Data extract:
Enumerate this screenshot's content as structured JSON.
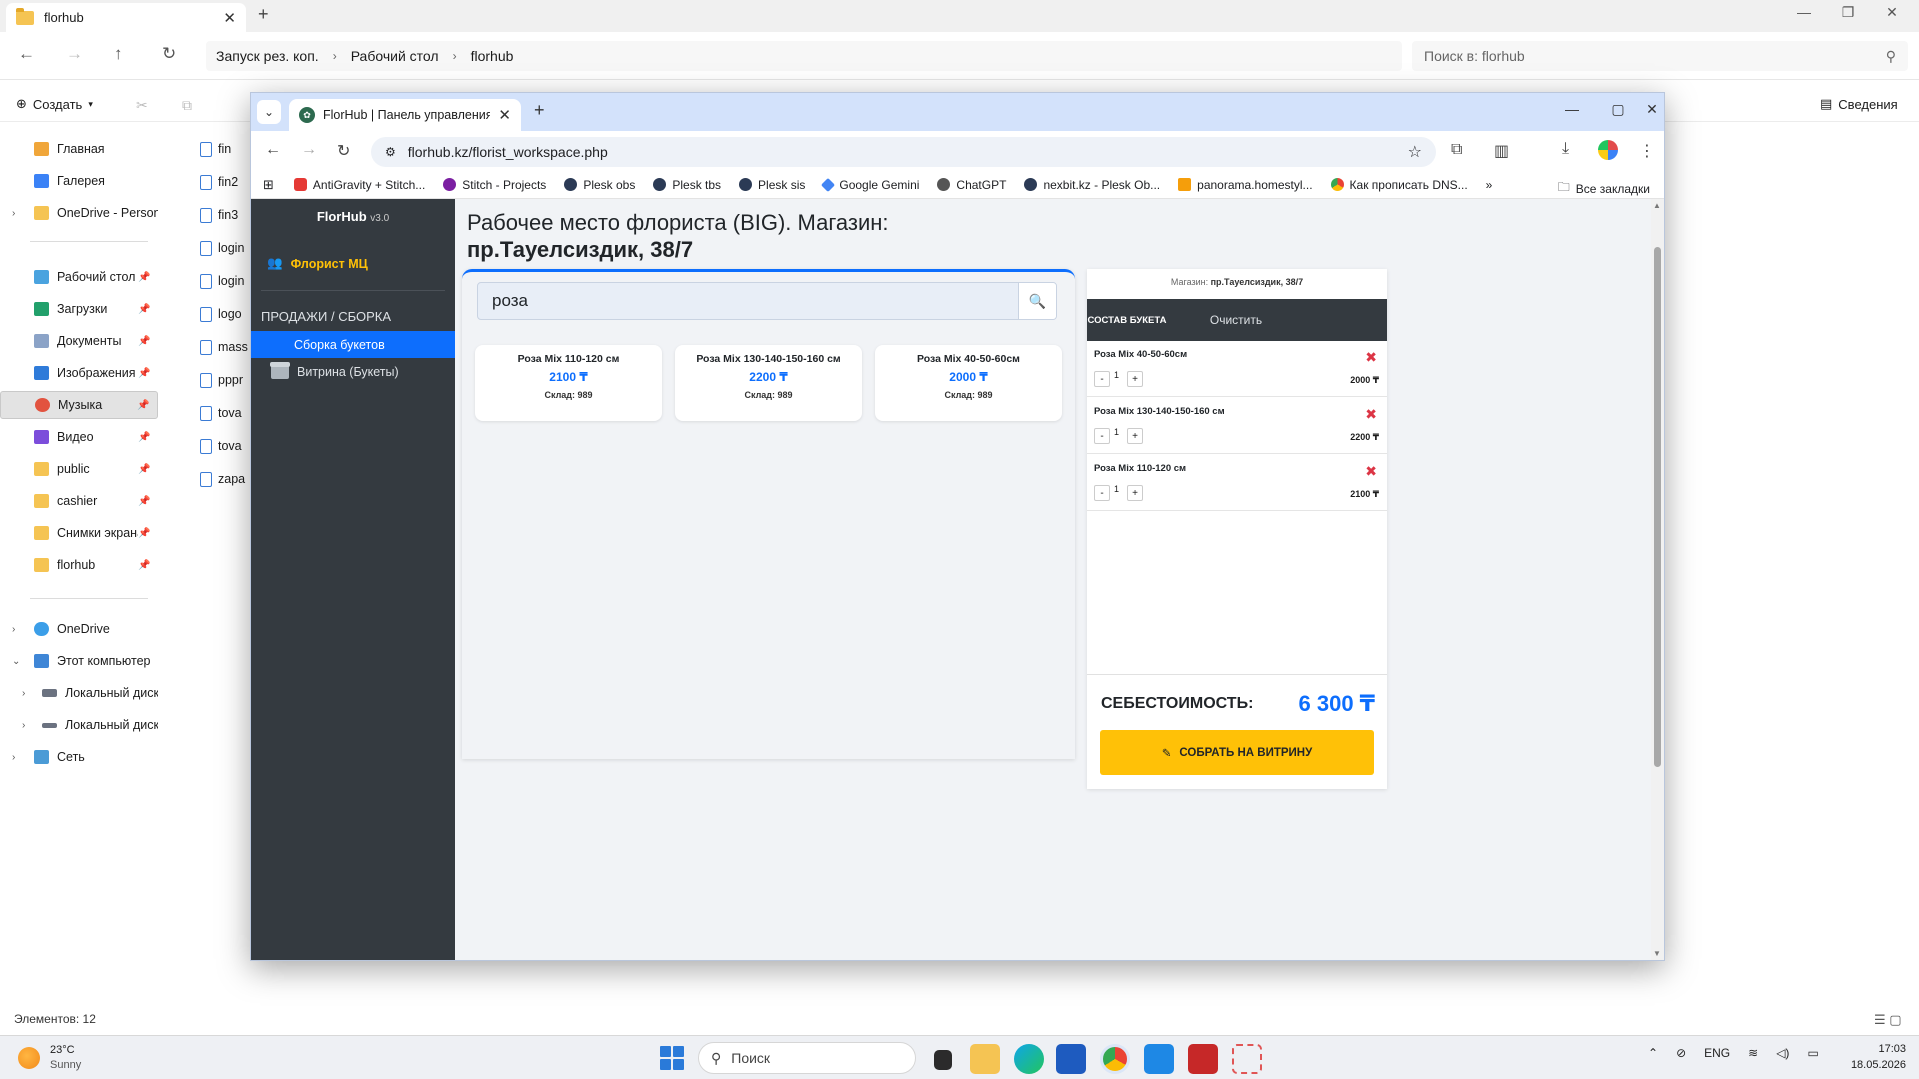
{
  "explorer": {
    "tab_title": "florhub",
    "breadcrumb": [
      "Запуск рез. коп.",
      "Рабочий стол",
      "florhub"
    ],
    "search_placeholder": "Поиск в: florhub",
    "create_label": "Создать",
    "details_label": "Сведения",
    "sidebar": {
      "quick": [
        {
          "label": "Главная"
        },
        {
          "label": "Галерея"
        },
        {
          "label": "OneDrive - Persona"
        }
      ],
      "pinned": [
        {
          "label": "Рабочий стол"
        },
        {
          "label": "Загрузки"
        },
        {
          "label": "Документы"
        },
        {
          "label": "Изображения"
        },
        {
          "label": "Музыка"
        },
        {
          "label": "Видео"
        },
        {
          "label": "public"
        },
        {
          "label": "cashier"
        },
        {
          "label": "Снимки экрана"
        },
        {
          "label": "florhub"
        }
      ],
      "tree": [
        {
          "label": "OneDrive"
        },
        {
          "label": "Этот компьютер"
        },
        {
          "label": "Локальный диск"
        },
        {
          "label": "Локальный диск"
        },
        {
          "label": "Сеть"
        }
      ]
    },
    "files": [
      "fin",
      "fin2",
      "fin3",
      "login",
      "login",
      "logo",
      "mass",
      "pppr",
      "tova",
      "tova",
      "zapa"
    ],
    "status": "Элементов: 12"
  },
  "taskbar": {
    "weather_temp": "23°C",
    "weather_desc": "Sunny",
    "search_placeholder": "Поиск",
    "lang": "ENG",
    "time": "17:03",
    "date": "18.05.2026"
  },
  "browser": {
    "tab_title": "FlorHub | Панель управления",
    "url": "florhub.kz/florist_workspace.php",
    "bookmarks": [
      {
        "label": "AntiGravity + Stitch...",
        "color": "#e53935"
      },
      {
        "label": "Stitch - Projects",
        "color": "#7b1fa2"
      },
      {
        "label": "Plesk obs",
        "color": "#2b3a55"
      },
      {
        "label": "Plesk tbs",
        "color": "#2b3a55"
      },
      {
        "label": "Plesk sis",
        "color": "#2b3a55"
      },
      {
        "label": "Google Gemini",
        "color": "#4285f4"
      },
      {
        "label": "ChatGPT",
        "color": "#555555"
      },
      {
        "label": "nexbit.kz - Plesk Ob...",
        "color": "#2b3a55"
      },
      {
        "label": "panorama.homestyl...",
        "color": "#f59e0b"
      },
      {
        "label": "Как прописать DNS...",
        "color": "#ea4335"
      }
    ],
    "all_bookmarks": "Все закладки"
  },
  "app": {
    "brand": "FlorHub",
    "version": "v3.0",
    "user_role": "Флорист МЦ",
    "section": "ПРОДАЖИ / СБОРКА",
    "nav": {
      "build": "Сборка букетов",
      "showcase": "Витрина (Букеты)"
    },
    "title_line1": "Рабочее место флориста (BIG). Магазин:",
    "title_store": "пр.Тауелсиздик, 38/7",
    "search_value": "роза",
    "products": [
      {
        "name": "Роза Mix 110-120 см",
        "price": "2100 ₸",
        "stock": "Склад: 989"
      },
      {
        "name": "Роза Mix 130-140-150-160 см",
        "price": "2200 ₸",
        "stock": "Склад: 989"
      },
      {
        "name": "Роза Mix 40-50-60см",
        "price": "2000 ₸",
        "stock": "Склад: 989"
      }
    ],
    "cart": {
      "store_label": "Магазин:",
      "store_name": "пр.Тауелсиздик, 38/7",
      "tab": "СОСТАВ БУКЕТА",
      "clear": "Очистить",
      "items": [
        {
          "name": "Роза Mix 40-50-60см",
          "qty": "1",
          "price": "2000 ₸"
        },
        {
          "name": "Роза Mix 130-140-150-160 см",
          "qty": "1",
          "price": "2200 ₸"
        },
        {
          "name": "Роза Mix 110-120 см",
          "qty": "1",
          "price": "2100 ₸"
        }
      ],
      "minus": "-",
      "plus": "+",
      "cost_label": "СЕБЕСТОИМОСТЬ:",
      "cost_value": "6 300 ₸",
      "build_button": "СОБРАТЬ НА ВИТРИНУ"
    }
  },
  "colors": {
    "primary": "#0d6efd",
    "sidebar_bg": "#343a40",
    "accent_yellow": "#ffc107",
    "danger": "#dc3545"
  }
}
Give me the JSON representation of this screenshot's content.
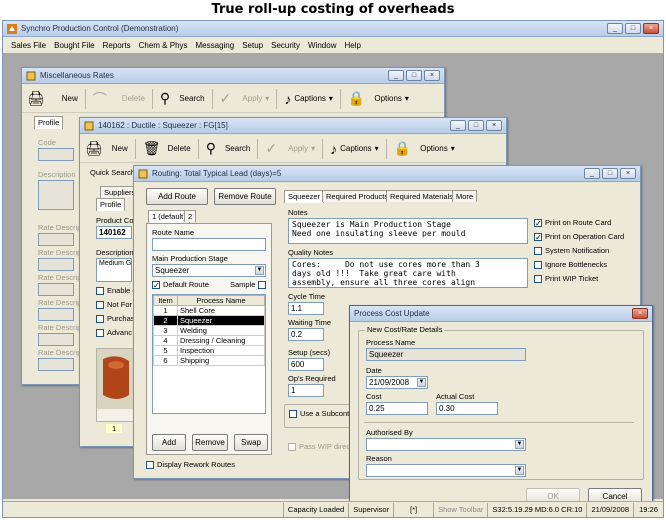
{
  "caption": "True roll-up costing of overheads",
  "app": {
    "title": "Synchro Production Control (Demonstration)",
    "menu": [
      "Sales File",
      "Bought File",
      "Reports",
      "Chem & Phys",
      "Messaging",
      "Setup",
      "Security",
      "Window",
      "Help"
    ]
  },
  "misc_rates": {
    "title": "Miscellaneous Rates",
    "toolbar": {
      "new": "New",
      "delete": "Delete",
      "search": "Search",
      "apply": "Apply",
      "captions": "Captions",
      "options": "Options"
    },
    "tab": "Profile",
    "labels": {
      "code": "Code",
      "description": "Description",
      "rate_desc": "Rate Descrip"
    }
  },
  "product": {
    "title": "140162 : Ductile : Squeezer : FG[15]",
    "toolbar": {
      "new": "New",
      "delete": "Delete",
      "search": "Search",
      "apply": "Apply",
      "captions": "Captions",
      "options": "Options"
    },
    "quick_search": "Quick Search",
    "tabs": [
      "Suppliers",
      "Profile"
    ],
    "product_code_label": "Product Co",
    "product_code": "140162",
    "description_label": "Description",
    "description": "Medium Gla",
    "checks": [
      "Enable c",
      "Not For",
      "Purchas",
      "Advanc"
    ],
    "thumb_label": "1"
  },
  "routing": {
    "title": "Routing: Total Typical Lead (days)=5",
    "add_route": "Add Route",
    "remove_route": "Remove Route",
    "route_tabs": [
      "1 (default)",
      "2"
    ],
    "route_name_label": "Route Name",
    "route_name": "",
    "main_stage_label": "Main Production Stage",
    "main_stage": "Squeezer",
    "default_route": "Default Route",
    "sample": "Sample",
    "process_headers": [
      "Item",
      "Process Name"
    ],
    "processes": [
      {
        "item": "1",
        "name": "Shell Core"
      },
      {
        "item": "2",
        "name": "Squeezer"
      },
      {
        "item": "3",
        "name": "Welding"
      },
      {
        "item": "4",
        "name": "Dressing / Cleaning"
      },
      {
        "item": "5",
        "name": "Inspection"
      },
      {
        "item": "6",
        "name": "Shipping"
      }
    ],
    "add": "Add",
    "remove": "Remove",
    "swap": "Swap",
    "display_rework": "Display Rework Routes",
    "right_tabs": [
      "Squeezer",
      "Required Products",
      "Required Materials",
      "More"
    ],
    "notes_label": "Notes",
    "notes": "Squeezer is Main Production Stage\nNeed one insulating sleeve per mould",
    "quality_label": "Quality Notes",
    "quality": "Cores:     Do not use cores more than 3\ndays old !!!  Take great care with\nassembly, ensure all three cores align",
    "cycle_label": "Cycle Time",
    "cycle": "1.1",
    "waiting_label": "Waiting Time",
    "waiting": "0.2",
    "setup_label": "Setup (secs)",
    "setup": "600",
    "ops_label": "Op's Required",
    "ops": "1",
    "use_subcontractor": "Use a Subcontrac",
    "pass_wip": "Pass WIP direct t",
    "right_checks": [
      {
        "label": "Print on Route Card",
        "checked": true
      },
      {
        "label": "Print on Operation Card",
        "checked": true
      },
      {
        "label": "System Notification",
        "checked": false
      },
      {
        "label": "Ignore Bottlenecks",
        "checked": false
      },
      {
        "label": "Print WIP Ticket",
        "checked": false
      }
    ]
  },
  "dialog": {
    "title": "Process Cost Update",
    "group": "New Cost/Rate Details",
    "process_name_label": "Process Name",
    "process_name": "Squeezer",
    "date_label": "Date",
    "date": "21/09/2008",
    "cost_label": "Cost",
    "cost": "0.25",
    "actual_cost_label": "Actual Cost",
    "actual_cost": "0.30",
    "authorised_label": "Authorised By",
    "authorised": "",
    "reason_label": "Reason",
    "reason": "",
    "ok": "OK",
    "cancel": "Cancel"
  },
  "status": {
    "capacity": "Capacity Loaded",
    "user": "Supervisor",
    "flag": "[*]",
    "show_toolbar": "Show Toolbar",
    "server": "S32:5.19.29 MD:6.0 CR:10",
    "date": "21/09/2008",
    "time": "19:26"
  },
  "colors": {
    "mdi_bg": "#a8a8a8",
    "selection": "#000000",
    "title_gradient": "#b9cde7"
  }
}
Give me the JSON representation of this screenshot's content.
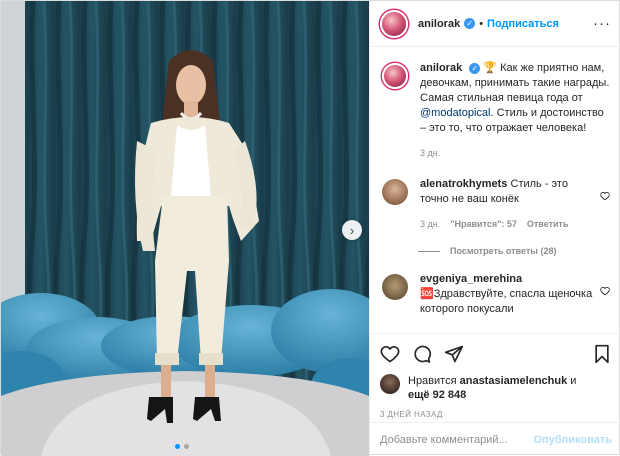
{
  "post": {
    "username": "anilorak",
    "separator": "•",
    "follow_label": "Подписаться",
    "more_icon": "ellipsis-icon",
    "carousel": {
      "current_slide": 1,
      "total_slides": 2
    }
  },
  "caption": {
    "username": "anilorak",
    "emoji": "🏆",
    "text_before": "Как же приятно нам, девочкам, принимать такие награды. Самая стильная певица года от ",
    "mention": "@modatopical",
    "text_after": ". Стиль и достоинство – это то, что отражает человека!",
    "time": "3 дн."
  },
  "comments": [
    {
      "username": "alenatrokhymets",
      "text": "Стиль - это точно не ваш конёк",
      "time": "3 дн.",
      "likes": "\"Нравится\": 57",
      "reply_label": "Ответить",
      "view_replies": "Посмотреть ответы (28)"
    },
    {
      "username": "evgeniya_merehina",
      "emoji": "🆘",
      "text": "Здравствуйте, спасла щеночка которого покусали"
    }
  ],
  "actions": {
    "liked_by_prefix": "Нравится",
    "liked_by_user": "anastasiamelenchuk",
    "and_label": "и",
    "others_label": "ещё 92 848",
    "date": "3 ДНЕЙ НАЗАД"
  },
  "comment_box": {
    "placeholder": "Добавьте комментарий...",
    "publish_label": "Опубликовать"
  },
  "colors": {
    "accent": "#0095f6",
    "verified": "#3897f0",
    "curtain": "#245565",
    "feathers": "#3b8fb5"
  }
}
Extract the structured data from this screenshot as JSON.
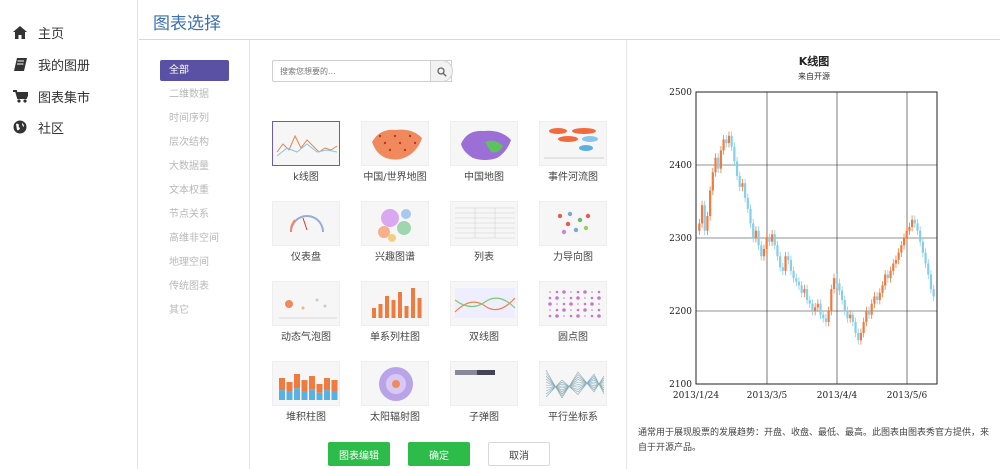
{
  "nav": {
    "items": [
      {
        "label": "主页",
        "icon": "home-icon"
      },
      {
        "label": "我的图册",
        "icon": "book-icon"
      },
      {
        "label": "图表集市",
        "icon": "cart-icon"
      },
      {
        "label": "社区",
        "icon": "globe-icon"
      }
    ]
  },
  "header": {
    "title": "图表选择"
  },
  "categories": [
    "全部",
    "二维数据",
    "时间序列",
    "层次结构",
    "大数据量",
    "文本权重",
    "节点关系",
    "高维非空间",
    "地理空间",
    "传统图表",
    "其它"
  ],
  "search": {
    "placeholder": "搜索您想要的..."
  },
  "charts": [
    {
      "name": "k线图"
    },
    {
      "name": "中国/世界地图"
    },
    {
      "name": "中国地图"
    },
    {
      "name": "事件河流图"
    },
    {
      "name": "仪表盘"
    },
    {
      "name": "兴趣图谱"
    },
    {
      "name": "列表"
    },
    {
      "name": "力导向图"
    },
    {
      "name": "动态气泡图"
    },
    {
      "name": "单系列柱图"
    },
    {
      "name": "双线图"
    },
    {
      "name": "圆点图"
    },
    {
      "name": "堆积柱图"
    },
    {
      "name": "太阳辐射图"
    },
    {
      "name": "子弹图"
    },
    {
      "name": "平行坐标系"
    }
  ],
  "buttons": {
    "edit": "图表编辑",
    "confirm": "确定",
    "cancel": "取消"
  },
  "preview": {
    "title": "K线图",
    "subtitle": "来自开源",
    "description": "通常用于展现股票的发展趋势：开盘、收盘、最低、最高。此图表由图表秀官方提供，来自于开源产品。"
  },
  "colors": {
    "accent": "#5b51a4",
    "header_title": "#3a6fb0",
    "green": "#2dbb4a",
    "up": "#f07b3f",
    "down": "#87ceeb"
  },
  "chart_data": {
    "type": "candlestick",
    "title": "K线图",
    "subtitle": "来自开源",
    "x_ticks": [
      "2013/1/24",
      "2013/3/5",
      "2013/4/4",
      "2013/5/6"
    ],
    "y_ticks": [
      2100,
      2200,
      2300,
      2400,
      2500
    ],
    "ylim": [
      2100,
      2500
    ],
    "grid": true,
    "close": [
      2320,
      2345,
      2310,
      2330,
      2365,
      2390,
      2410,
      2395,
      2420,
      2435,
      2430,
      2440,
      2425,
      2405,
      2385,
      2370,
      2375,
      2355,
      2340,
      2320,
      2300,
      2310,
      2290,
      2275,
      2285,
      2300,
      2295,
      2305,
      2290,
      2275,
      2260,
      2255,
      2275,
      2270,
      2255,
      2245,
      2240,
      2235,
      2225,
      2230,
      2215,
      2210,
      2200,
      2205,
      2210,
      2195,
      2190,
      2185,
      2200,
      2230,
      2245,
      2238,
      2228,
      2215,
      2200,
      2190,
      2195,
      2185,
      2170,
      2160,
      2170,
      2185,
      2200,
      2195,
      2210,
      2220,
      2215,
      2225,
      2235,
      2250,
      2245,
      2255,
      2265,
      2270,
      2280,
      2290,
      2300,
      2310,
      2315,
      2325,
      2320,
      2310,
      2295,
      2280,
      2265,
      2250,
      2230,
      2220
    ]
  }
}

What you have to do: Look above for every line with the word "price" and copy it.

Task response:
        "price": "2100 ₸",
        "price": "2200 ₸",
        "price": "2000 ₸",
          "price": "2000 ₸"
          "price": "2200 ₸"
          "price": "2100 ₸"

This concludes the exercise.